● WORKING DATA
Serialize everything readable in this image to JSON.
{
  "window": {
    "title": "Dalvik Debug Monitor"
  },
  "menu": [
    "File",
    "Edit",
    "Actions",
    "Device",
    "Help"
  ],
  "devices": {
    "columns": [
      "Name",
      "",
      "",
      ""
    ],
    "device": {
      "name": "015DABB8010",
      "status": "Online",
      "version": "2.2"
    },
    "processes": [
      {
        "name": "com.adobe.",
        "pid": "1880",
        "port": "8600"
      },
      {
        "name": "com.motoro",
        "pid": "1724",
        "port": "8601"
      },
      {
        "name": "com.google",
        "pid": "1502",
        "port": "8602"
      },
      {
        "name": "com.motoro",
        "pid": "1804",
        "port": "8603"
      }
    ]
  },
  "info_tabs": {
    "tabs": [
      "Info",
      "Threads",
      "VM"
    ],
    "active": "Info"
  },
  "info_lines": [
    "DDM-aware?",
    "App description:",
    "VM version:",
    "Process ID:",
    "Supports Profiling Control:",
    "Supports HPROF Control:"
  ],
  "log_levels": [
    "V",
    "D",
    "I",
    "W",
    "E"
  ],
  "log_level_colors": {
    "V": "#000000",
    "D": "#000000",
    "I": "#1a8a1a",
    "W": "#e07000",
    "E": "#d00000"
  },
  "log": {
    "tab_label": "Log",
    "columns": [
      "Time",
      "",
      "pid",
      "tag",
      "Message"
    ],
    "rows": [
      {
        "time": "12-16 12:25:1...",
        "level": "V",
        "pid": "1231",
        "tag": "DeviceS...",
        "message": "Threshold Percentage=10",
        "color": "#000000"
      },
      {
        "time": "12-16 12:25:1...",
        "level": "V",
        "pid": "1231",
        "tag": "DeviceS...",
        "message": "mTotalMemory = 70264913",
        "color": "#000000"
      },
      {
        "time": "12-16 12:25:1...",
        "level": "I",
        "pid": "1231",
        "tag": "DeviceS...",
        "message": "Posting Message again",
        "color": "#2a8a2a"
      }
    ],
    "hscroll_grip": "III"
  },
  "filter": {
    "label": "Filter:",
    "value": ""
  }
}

● WRITTEN EXERCISE
Your answer should be a single number: the count of lines in the listing that contain the word "Supports".

● FINISHED EXERCISE
2